- Request -
Reproduce everything in the passage on life in the wilderness from "As the Lord" down to "is divine grace.".

It’s not as though there are no joys along the way, no pleasant perks or satisfactions. Indeed, there are many good things, by the grace of God, for which to give Him thanks and praise. He both leads and follows after you, your Vanguard and your rear Guard both, your right hand and left. And He feeds you on the way; He opens up His hand to provide you with everything you need.
But life in the wilderness is hard. You work hard, and it’s a struggle to keep your head above water, to make ends meet, and to get ahead. No matter how secure your investments, and no matter how safe your neighborhood, there are threats and dangers that may still lay hands on you. And all around you, near and far, your neighbors in the world are falling prey to foul play and disaster.
Some of what you read and hear about, and some of what you know firsthand, may seem like the natural consequences of poor decisions, reckless behavior, or a lack of any foresight and planning. If it befalls someone you don’t know, or someone you don’t like, you’re likely to wag your finger and your tongue; and if it happens to a friend, you may commiserate and shake your head in that sad and knowing way you have. But such things won’t happen to you, right?
Be careful. If you think that you are standing tall and fast, take heed, lest you fall down hard.
There are those calamities, of course, where no amount of planning ahead or being careful make any difference at all. Like a sinkhole opening up beneath your home and swallowing you alive while you sleep in your own bed. Or minding your own business, going about your day, doing what you’re supposed to be doing, and yet, ending up in the wrong place at the wrong time when someone you don’t even know finally snaps and goes postal.
There, indeed, but for the grace of God, go you.
But what is the point or purpose of it all, and what’s your plan? Is it a matter of being savvy and working hard? Or is it chance? A game of luck, be it good or bad, but not of strategy or skill?
As a Christian, you know better. The Word and Spirit of God have taught you so: He has made you and all creatures, and He still takes care of you. Even in the wilderness. Bad stuff happens, but He remains faithful. All of creation is under the curse of sin and death, but there is still hope.
For the Lord your God has entered His creation and become flesh; He has taken your sins upon Himself and lived in the wilderness; He has suffered your death, and He has risen from the dead.
As the Lord Himself lives — not only from eternity, in Himself, the Father, Son, and Holy Spirit, but also in His Resurrection from the dead, in the Person of the incarnate Son, in His own Body of flesh and blood — so surely does He love you and give you His own Life. That is divine grace.
He calls you to live by faith in Him, which is to fear, love, and trust in Him above all other gods. And He calls you to that life, not by force or constraint — not by twisting your arm, not with bribes or threats, and not by violating your will — but by His Word and Spirit. He preaches and teaches, and He pours out His life and His good gifts freely upon you; that you might learn to love Him.
Your life on earth, here in the wilderness, is not a game; it’s not a meaningless exercise; nor is it a scientific experiment, as though you were a rat being run through a maze in some cosmic lab.

- Stored data -
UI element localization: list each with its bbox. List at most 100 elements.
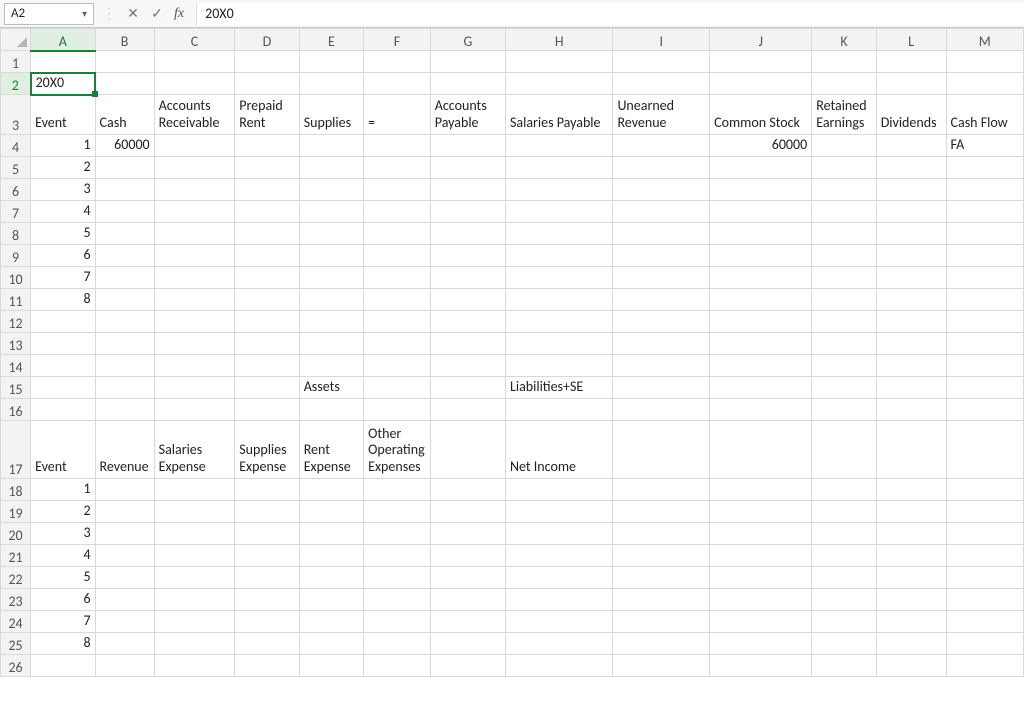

- Written solution -
As the Lord Himself lives — not only from eternity, in Himself, the Father, Son, and Holy Spirit, but also in His Resurrection from the dead, in the Person of the incarnate Son, in His own Body of flesh and blood — so surely does He love you and give you His own Life. That is divine grace.